SUPPLIED MATERIAL -

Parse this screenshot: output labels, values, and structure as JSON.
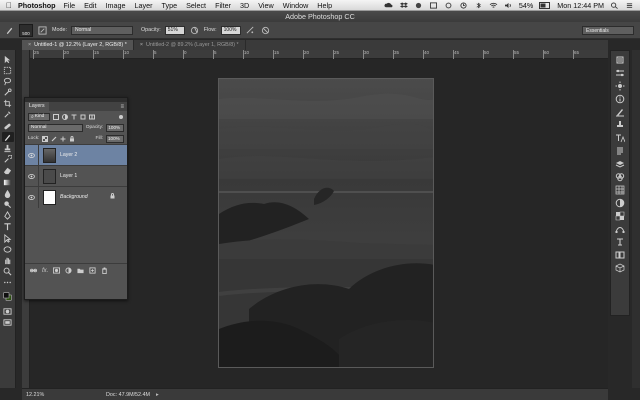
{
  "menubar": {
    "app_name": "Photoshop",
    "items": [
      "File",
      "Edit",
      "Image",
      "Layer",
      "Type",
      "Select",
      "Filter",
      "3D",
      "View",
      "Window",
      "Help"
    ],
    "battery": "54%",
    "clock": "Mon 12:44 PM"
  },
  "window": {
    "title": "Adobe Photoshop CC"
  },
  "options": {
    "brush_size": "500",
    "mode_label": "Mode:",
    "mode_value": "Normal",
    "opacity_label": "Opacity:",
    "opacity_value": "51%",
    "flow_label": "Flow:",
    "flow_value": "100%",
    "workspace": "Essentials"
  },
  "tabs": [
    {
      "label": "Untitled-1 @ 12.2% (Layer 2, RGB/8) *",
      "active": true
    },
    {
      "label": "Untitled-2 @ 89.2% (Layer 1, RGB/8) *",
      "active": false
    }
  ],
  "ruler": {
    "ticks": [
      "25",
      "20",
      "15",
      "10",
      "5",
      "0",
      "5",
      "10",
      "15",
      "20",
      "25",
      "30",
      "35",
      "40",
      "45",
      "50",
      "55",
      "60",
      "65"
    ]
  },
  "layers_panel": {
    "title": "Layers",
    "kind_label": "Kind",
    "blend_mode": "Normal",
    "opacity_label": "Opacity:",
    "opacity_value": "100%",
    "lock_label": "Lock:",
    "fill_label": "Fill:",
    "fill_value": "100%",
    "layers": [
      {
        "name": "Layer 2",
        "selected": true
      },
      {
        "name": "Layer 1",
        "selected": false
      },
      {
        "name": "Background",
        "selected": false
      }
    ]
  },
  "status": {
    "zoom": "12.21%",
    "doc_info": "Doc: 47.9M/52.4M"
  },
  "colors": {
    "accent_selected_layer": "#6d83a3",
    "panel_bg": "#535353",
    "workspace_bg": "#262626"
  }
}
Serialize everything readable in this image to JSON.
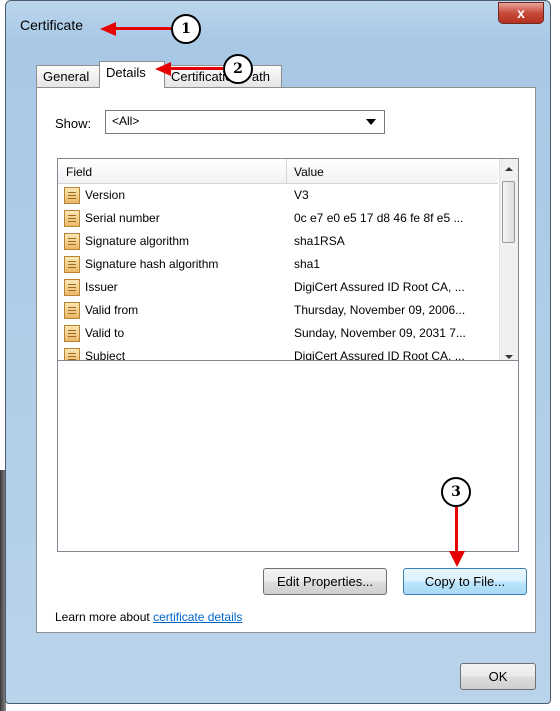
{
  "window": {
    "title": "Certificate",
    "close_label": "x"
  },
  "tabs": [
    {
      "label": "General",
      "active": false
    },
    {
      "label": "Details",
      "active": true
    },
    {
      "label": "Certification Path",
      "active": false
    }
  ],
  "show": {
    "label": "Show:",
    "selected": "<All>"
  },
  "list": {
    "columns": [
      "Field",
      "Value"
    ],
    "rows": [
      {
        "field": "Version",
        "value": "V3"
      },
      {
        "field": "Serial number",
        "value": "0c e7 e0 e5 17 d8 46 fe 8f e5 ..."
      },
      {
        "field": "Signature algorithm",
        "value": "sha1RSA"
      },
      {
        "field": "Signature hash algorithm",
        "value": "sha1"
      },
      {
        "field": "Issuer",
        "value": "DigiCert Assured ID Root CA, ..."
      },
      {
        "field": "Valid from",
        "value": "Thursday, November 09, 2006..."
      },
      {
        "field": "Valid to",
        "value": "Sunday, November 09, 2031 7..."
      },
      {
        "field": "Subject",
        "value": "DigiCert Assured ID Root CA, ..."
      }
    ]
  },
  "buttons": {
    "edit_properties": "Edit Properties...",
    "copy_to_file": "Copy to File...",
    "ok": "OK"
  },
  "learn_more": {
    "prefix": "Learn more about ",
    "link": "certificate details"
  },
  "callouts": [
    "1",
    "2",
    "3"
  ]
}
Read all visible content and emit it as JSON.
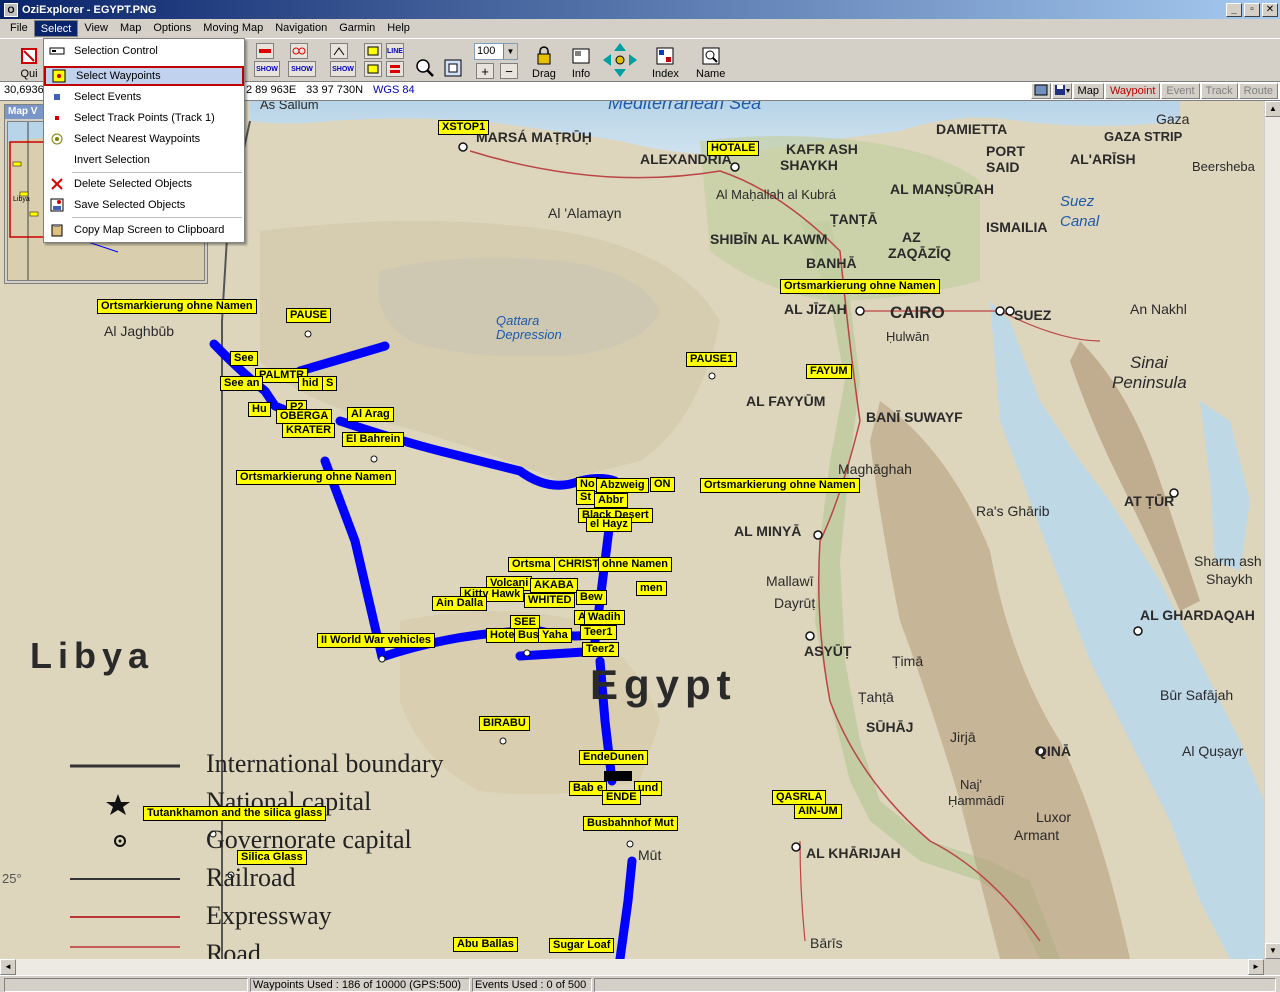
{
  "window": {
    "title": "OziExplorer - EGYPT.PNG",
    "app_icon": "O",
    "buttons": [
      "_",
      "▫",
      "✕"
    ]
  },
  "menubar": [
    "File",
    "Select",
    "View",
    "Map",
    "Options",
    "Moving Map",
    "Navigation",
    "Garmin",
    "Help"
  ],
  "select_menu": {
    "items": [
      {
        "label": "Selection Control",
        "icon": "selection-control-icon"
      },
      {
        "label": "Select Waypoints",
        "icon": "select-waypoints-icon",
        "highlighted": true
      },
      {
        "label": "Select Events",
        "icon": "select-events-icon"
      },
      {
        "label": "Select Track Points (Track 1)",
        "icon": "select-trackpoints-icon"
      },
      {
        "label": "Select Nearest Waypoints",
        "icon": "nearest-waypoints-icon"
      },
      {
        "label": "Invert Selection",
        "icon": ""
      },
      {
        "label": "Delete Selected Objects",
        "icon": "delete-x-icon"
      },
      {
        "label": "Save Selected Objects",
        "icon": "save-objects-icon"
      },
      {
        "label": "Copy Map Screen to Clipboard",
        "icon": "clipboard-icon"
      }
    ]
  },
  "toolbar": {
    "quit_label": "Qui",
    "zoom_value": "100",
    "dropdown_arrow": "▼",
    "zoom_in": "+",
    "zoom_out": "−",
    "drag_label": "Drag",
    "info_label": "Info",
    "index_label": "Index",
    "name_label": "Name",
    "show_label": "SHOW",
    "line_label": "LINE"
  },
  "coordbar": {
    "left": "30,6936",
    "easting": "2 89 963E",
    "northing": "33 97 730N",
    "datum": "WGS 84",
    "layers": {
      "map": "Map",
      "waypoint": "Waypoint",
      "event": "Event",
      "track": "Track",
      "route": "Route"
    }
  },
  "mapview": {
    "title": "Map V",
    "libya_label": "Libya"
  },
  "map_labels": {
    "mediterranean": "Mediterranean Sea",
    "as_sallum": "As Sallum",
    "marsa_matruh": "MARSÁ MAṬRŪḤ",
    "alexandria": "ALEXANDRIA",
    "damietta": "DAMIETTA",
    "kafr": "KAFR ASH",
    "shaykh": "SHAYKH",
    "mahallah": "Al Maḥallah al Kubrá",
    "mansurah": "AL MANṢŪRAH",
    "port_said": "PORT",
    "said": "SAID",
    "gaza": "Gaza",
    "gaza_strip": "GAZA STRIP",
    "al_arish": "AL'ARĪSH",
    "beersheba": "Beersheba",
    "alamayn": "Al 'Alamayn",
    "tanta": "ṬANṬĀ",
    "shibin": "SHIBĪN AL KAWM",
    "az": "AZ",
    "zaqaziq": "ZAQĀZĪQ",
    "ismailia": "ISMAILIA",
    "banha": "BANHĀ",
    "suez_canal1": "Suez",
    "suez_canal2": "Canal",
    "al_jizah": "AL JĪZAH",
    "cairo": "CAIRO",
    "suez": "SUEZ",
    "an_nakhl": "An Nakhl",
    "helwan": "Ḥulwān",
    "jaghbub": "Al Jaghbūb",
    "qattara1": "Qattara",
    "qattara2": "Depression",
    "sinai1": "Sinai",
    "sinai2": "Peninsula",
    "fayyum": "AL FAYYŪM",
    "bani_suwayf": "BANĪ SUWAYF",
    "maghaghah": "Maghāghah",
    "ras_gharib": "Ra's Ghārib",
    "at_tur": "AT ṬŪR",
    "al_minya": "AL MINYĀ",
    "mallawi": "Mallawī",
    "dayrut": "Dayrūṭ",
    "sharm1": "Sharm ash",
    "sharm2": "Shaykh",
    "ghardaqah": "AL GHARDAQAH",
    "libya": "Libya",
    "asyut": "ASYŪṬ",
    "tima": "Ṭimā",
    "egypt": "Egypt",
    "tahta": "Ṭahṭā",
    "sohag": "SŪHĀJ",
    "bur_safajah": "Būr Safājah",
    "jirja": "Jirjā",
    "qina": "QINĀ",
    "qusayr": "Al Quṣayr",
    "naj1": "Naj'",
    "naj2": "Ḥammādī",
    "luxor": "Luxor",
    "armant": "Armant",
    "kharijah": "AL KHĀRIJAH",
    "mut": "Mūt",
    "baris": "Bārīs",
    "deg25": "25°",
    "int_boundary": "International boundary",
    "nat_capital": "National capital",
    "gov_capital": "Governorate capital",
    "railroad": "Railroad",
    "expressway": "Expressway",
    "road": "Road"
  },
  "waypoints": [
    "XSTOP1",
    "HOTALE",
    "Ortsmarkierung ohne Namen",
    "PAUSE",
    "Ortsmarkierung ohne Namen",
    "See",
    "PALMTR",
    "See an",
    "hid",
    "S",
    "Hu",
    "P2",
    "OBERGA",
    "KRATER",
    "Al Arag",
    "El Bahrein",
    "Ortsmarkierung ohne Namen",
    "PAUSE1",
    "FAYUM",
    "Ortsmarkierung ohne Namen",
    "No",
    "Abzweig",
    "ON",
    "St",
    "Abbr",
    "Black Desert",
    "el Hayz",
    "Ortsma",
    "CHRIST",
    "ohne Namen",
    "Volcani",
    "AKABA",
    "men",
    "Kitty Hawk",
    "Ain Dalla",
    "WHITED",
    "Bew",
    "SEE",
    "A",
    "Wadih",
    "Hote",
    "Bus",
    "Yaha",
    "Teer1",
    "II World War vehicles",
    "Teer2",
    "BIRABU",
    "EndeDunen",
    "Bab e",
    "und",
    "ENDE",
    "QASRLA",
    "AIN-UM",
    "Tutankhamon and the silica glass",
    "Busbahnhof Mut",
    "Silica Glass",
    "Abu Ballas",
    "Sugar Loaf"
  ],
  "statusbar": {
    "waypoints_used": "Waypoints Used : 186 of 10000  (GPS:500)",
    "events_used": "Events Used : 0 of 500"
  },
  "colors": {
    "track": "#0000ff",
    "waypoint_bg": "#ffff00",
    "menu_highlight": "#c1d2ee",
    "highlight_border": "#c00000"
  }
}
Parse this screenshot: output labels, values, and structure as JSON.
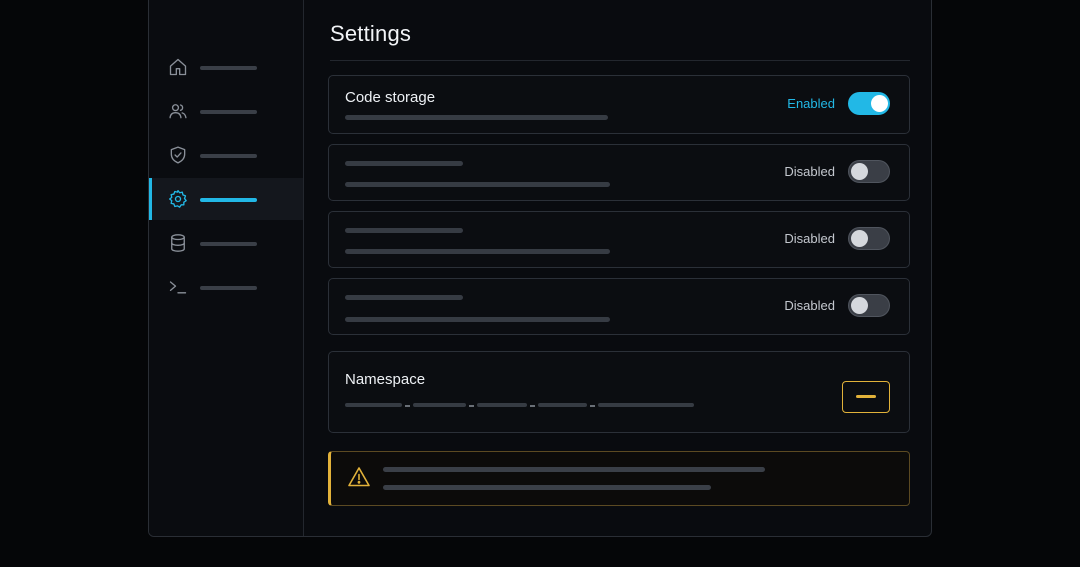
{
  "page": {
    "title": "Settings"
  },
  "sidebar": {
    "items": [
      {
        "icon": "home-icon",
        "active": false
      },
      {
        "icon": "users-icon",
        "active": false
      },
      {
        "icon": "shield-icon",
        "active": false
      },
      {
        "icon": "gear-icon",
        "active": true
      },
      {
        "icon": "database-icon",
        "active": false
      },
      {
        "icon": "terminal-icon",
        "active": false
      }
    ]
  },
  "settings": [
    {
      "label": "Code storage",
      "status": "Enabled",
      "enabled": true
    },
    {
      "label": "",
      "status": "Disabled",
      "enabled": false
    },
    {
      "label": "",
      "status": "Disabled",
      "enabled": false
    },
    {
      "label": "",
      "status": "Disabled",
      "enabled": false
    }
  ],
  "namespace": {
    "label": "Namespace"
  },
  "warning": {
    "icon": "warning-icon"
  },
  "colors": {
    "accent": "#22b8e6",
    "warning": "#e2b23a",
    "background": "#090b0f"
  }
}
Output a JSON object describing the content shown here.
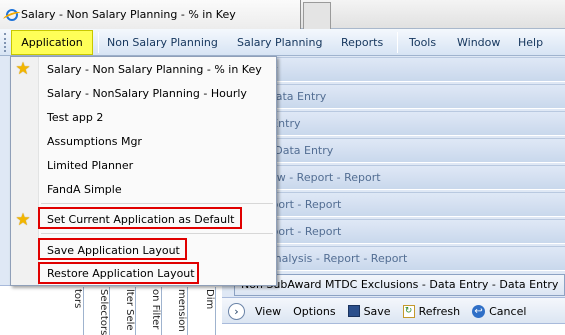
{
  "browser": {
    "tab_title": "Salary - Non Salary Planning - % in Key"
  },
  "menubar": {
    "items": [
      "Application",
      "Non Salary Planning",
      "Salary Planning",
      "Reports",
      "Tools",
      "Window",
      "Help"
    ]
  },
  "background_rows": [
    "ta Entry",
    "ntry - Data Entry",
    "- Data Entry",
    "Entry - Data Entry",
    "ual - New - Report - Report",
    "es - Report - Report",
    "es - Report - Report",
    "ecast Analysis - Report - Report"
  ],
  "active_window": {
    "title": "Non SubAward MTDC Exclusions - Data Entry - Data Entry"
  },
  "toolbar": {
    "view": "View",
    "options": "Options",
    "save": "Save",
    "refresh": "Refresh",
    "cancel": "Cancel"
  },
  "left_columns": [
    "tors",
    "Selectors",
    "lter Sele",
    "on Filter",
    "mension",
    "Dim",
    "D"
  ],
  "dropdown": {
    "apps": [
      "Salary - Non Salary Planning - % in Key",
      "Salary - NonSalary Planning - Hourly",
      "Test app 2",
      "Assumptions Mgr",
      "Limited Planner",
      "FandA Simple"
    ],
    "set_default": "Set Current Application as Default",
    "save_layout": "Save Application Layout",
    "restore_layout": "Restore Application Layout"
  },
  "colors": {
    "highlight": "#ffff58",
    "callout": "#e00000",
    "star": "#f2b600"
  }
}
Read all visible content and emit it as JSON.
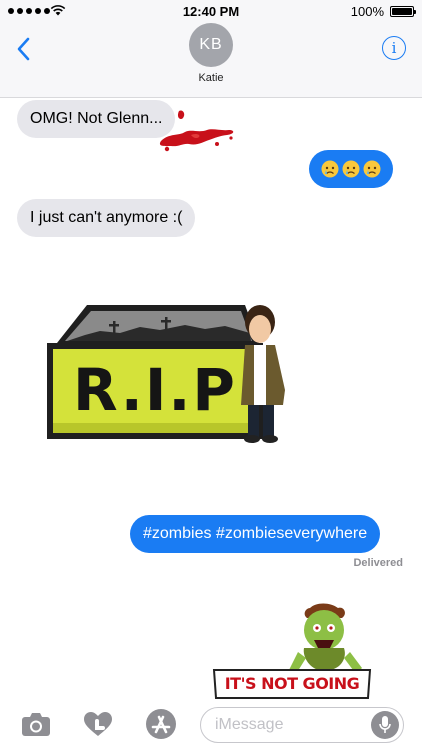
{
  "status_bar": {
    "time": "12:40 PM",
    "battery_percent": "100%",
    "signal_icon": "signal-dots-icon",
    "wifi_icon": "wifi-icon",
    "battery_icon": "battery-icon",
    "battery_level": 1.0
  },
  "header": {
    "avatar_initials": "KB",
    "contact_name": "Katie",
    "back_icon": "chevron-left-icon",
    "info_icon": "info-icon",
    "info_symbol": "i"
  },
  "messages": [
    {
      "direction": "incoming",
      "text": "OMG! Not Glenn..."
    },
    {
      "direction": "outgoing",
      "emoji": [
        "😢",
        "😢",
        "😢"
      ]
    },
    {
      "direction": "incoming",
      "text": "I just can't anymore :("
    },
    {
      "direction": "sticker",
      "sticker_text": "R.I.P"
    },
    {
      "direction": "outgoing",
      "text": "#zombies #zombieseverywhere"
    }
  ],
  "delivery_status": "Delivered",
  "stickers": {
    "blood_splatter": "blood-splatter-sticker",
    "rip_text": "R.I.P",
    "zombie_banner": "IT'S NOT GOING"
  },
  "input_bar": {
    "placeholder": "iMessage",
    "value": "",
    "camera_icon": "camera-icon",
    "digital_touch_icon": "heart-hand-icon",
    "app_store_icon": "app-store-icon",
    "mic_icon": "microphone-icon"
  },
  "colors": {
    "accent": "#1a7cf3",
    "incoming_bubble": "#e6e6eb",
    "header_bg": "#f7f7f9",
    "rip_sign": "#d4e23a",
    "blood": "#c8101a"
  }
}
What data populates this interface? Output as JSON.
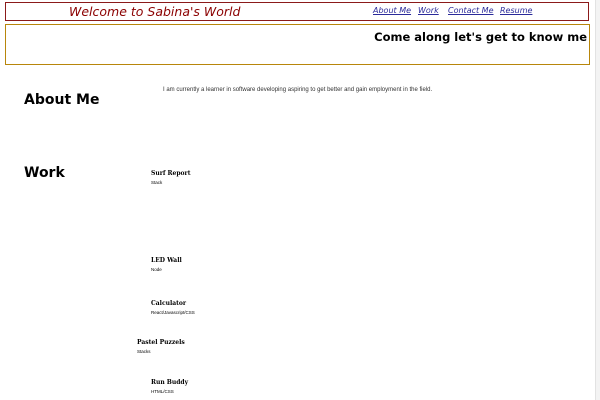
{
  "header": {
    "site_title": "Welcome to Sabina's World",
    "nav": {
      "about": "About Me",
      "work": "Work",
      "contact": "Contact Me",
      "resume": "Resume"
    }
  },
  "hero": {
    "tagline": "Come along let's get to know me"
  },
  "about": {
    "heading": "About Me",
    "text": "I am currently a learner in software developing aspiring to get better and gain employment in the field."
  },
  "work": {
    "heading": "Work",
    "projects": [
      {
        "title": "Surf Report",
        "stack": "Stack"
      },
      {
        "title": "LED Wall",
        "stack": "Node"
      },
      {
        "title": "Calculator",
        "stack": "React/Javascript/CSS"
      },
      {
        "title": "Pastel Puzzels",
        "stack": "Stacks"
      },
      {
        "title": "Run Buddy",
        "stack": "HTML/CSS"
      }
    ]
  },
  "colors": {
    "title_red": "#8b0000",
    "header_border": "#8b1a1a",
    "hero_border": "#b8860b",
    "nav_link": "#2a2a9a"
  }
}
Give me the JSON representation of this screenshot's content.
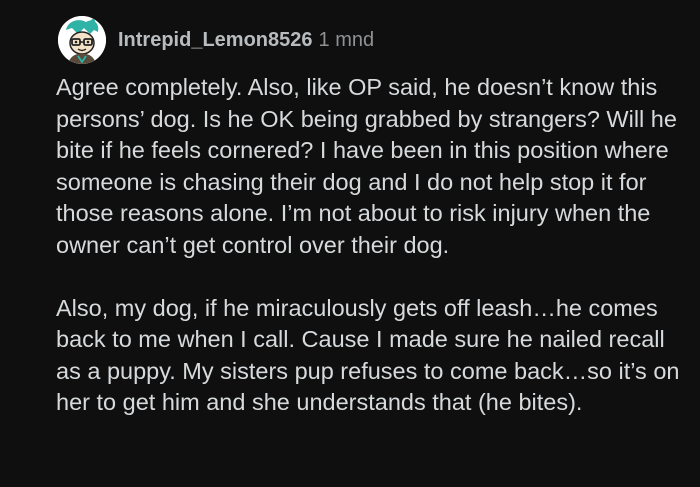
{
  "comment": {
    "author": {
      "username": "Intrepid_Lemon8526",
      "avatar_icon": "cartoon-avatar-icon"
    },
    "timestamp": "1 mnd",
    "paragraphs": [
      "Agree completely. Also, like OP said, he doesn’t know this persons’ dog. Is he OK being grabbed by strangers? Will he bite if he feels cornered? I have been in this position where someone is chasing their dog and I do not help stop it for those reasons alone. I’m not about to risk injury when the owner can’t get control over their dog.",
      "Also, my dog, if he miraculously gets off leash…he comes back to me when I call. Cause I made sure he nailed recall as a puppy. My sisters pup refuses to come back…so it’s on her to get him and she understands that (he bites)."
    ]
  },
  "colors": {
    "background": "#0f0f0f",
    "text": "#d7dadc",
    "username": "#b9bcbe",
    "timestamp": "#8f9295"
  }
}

STATED TASK - Only the lines from the one containing "Give me the" through the last line of the data belong in the copy, both included and reproduced exactly. Pictures do not.

OUTPUT -
Give me the JSON representation of this screenshot's content.
{
  "comment": {
    "author": {
      "username": "Intrepid_Lemon8526",
      "avatar_icon": "cartoon-avatar-icon"
    },
    "timestamp": "1 mnd",
    "paragraphs": [
      "Agree completely. Also, like OP said, he doesn’t know this persons’ dog. Is he OK being grabbed by strangers? Will he bite if he feels cornered? I have been in this position where someone is chasing their dog and I do not help stop it for those reasons alone. I’m not about to risk injury when the owner can’t get control over their dog.",
      "Also, my dog, if he miraculously gets off leash…he comes back to me when I call. Cause I made sure he nailed recall as a puppy. My sisters pup refuses to come back…so it’s on her to get him and she understands that (he bites)."
    ]
  },
  "colors": {
    "background": "#0f0f0f",
    "text": "#d7dadc",
    "username": "#b9bcbe",
    "timestamp": "#8f9295"
  }
}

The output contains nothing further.